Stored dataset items
· · · · · · ·

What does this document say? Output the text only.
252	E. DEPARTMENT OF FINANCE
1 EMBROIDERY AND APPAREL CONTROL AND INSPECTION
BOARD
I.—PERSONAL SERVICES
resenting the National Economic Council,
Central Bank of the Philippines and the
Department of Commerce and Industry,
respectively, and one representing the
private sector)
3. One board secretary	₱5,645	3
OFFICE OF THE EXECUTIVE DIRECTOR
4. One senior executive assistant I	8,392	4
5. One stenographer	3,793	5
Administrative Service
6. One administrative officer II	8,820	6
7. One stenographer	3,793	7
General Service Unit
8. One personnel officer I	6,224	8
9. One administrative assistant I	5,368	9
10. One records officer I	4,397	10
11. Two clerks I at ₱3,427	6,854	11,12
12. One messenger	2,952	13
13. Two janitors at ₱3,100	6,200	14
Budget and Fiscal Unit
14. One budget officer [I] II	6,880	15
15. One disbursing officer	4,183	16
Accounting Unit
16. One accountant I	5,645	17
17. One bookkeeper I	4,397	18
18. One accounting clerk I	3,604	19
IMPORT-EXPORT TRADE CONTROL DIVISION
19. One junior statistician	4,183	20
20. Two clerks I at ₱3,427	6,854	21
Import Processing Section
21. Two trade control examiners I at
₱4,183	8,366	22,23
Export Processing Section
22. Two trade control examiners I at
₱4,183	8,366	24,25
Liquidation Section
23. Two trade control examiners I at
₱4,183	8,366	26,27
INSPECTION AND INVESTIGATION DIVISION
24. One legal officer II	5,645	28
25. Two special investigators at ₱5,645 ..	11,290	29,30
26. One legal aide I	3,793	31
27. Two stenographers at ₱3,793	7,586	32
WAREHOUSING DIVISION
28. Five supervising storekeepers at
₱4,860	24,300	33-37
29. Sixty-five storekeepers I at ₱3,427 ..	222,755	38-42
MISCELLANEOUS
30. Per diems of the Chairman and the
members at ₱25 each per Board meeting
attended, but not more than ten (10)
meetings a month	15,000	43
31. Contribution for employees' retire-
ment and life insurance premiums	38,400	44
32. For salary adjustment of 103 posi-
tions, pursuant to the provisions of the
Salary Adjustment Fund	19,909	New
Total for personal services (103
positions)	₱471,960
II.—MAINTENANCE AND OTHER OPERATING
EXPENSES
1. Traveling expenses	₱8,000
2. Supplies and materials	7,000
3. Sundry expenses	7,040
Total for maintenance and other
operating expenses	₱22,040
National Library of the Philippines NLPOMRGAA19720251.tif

· · · · · · ·

__OBJECTIVE__
Above are lines of data; state how many of them contain the word "National", with no other output.

__SOLUTION TO THE PROBLEM__
2